→ DIRECTION:
Pictures should be excluded; otherwise, copy every entry exactly.

→ DATASET:
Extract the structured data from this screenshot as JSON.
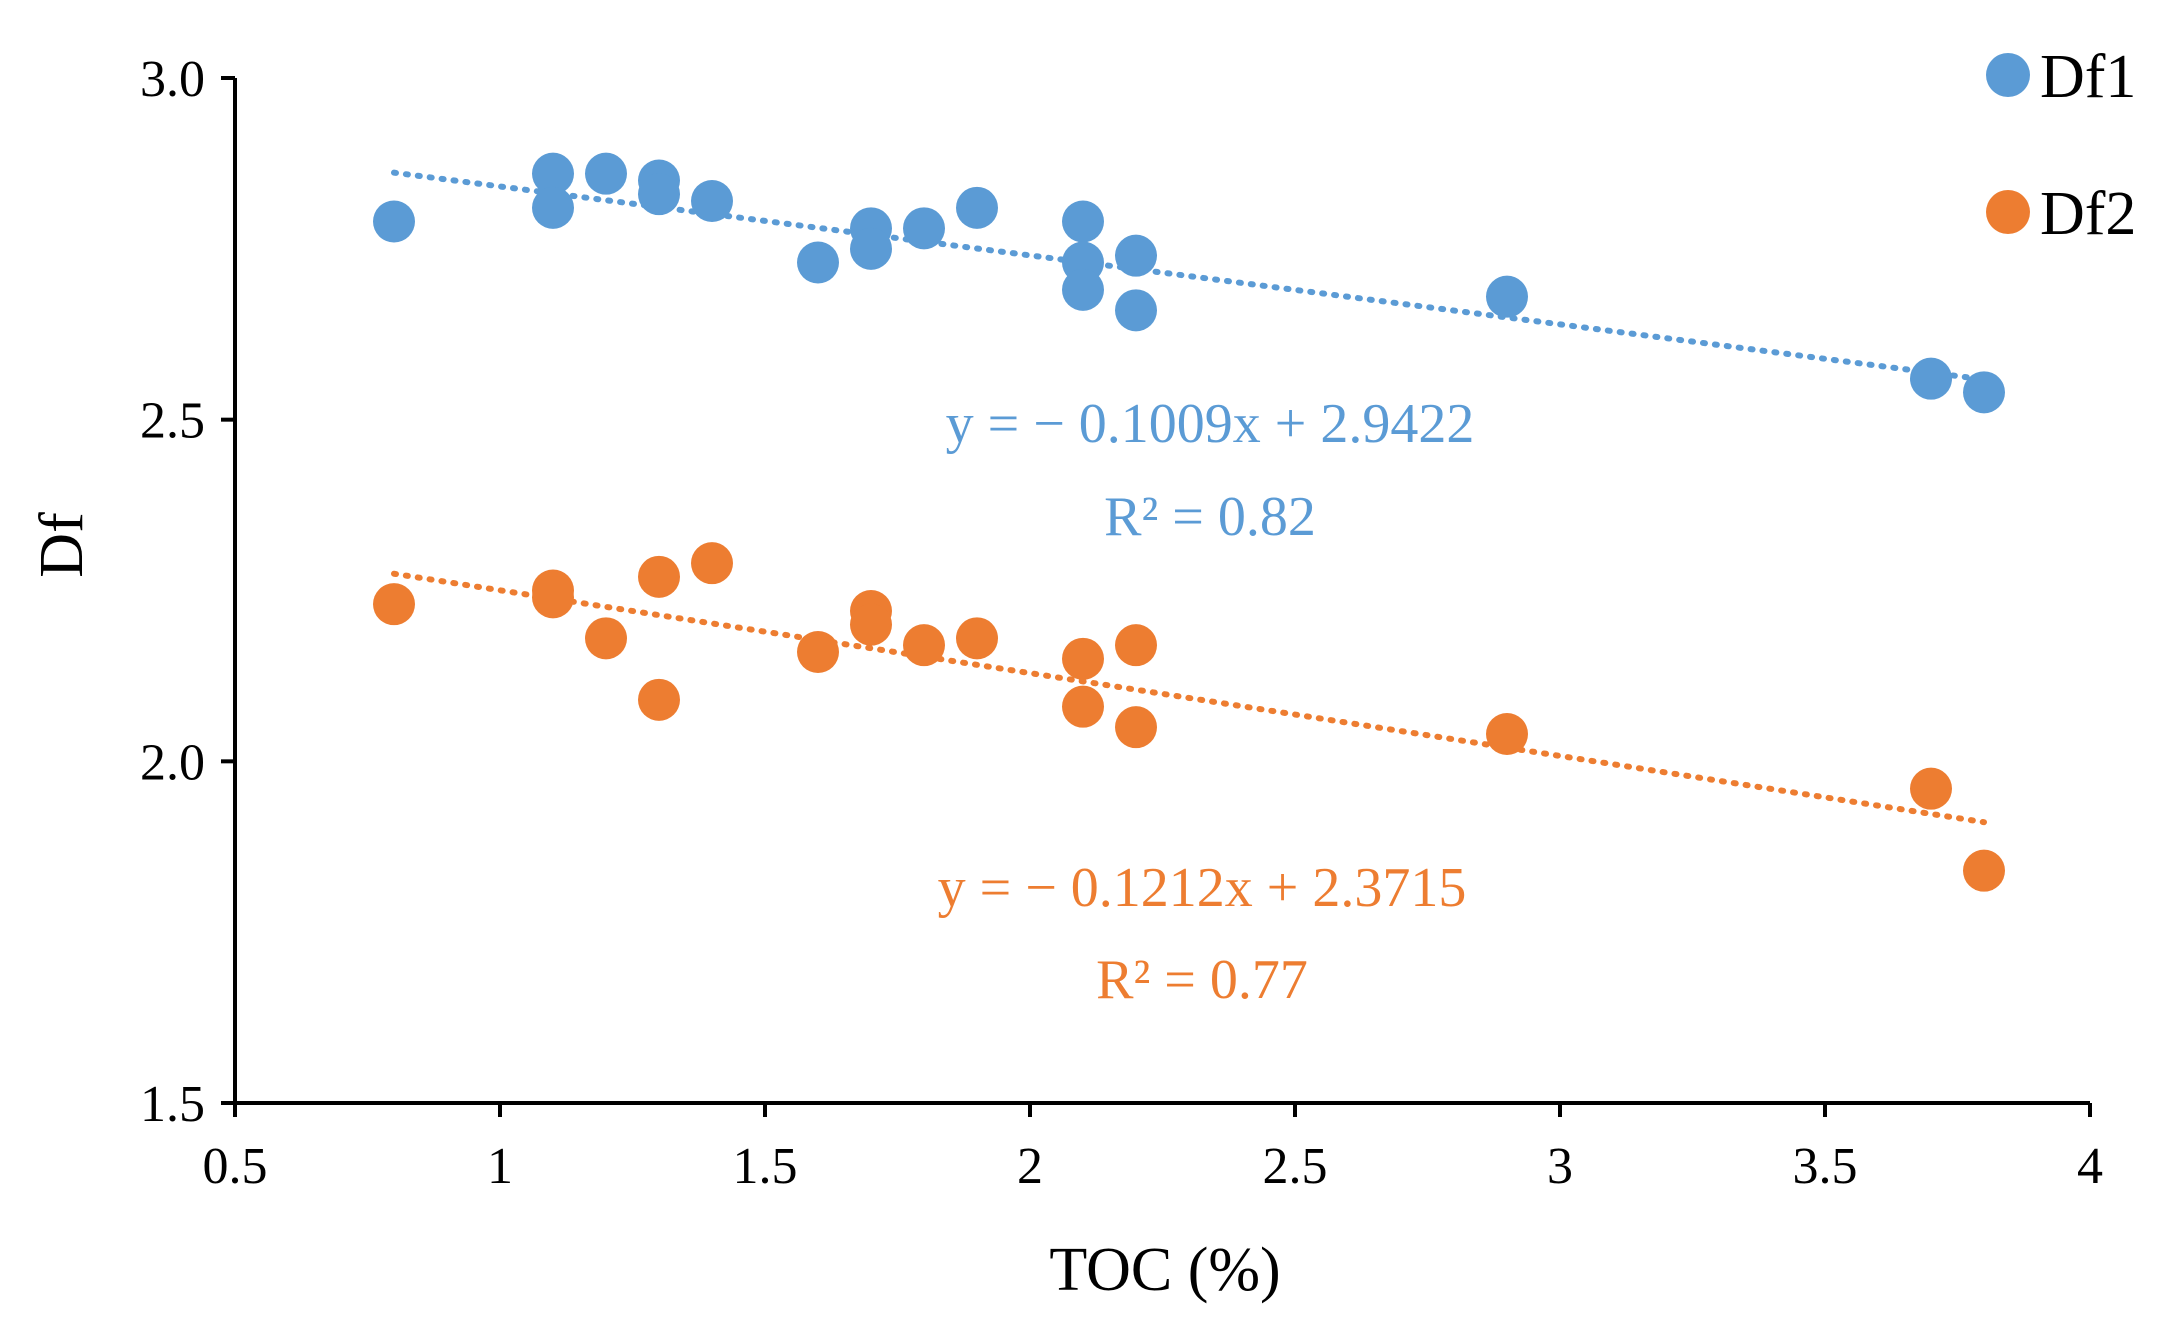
{
  "chart_data": {
    "type": "scatter",
    "title": "",
    "xlabel": "TOC (%)",
    "ylabel": "Df",
    "xlim": [
      0.5,
      4
    ],
    "ylim": [
      1.5,
      3.0
    ],
    "x_ticks": [
      "0.5",
      "1",
      "1.5",
      "2",
      "2.5",
      "3",
      "3.5",
      "4"
    ],
    "y_ticks": [
      "1.5",
      "2.0",
      "2.5",
      "3.0"
    ],
    "grid": false,
    "legend_position": "top-right",
    "series": [
      {
        "name": "Df1",
        "color": "#5B9BD5",
        "points": [
          {
            "x": 0.8,
            "y": 2.79
          },
          {
            "x": 1.1,
            "y": 2.86
          },
          {
            "x": 1.1,
            "y": 2.81
          },
          {
            "x": 1.2,
            "y": 2.86
          },
          {
            "x": 1.3,
            "y": 2.85
          },
          {
            "x": 1.3,
            "y": 2.83
          },
          {
            "x": 1.4,
            "y": 2.82
          },
          {
            "x": 1.6,
            "y": 2.73
          },
          {
            "x": 1.7,
            "y": 2.78
          },
          {
            "x": 1.7,
            "y": 2.75
          },
          {
            "x": 1.8,
            "y": 2.78
          },
          {
            "x": 1.9,
            "y": 2.81
          },
          {
            "x": 2.1,
            "y": 2.79
          },
          {
            "x": 2.1,
            "y": 2.73
          },
          {
            "x": 2.1,
            "y": 2.69
          },
          {
            "x": 2.2,
            "y": 2.74
          },
          {
            "x": 2.2,
            "y": 2.66
          },
          {
            "x": 2.9,
            "y": 2.68
          },
          {
            "x": 3.7,
            "y": 2.56
          },
          {
            "x": 3.8,
            "y": 2.54
          }
        ],
        "trendline": {
          "slope": -0.1009,
          "intercept": 2.9422,
          "x_range": [
            0.8,
            3.8
          ]
        },
        "equation": "y = − 0.1009x + 2.9422",
        "r_squared": "R² = 0.82"
      },
      {
        "name": "Df2",
        "color": "#ED7D31",
        "points": [
          {
            "x": 0.8,
            "y": 2.23
          },
          {
            "x": 1.1,
            "y": 2.25
          },
          {
            "x": 1.1,
            "y": 2.24
          },
          {
            "x": 1.2,
            "y": 2.18
          },
          {
            "x": 1.3,
            "y": 2.27
          },
          {
            "x": 1.3,
            "y": 2.09
          },
          {
            "x": 1.4,
            "y": 2.29
          },
          {
            "x": 1.6,
            "y": 2.16
          },
          {
            "x": 1.7,
            "y": 2.22
          },
          {
            "x": 1.7,
            "y": 2.2
          },
          {
            "x": 1.8,
            "y": 2.17
          },
          {
            "x": 1.9,
            "y": 2.18
          },
          {
            "x": 2.1,
            "y": 2.15
          },
          {
            "x": 2.1,
            "y": 2.08
          },
          {
            "x": 2.2,
            "y": 2.17
          },
          {
            "x": 2.2,
            "y": 2.05
          },
          {
            "x": 2.9,
            "y": 2.04
          },
          {
            "x": 3.7,
            "y": 1.96
          },
          {
            "x": 3.8,
            "y": 1.84
          }
        ],
        "trendline": {
          "slope": -0.1212,
          "intercept": 2.3715,
          "x_range": [
            0.8,
            3.8
          ]
        },
        "equation": "y = − 0.1212x + 2.3715",
        "r_squared": "R² = 0.77"
      }
    ]
  }
}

→ SOLVED EXERCISE:
Extract the structured data from this screenshot as JSON.
{
  "chart_data": {
    "type": "scatter",
    "title": "",
    "xlabel": "TOC (%)",
    "ylabel": "Df",
    "xlim": [
      0.5,
      4
    ],
    "ylim": [
      1.5,
      3.0
    ],
    "x_ticks": [
      "0.5",
      "1",
      "1.5",
      "2",
      "2.5",
      "3",
      "3.5",
      "4"
    ],
    "y_ticks": [
      "1.5",
      "2.0",
      "2.5",
      "3.0"
    ],
    "grid": false,
    "legend_position": "top-right",
    "series": [
      {
        "name": "Df1",
        "color": "#5B9BD5",
        "points": [
          {
            "x": 0.8,
            "y": 2.79
          },
          {
            "x": 1.1,
            "y": 2.86
          },
          {
            "x": 1.1,
            "y": 2.81
          },
          {
            "x": 1.2,
            "y": 2.86
          },
          {
            "x": 1.3,
            "y": 2.85
          },
          {
            "x": 1.3,
            "y": 2.83
          },
          {
            "x": 1.4,
            "y": 2.82
          },
          {
            "x": 1.6,
            "y": 2.73
          },
          {
            "x": 1.7,
            "y": 2.78
          },
          {
            "x": 1.7,
            "y": 2.75
          },
          {
            "x": 1.8,
            "y": 2.78
          },
          {
            "x": 1.9,
            "y": 2.81
          },
          {
            "x": 2.1,
            "y": 2.79
          },
          {
            "x": 2.1,
            "y": 2.73
          },
          {
            "x": 2.1,
            "y": 2.69
          },
          {
            "x": 2.2,
            "y": 2.74
          },
          {
            "x": 2.2,
            "y": 2.66
          },
          {
            "x": 2.9,
            "y": 2.68
          },
          {
            "x": 3.7,
            "y": 2.56
          },
          {
            "x": 3.8,
            "y": 2.54
          }
        ],
        "trendline": {
          "slope": -0.1009,
          "intercept": 2.9422,
          "x_range": [
            0.8,
            3.8
          ]
        },
        "equation": "y = − 0.1009x + 2.9422",
        "r_squared": "R² = 0.82"
      },
      {
        "name": "Df2",
        "color": "#ED7D31",
        "points": [
          {
            "x": 0.8,
            "y": 2.23
          },
          {
            "x": 1.1,
            "y": 2.25
          },
          {
            "x": 1.1,
            "y": 2.24
          },
          {
            "x": 1.2,
            "y": 2.18
          },
          {
            "x": 1.3,
            "y": 2.27
          },
          {
            "x": 1.3,
            "y": 2.09
          },
          {
            "x": 1.4,
            "y": 2.29
          },
          {
            "x": 1.6,
            "y": 2.16
          },
          {
            "x": 1.7,
            "y": 2.22
          },
          {
            "x": 1.7,
            "y": 2.2
          },
          {
            "x": 1.8,
            "y": 2.17
          },
          {
            "x": 1.9,
            "y": 2.18
          },
          {
            "x": 2.1,
            "y": 2.15
          },
          {
            "x": 2.1,
            "y": 2.08
          },
          {
            "x": 2.2,
            "y": 2.17
          },
          {
            "x": 2.2,
            "y": 2.05
          },
          {
            "x": 2.9,
            "y": 2.04
          },
          {
            "x": 3.7,
            "y": 1.96
          },
          {
            "x": 3.8,
            "y": 1.84
          }
        ],
        "trendline": {
          "slope": -0.1212,
          "intercept": 2.3715,
          "x_range": [
            0.8,
            3.8
          ]
        },
        "equation": "y = − 0.1212x + 2.3715",
        "r_squared": "R² = 0.77"
      }
    ]
  }
}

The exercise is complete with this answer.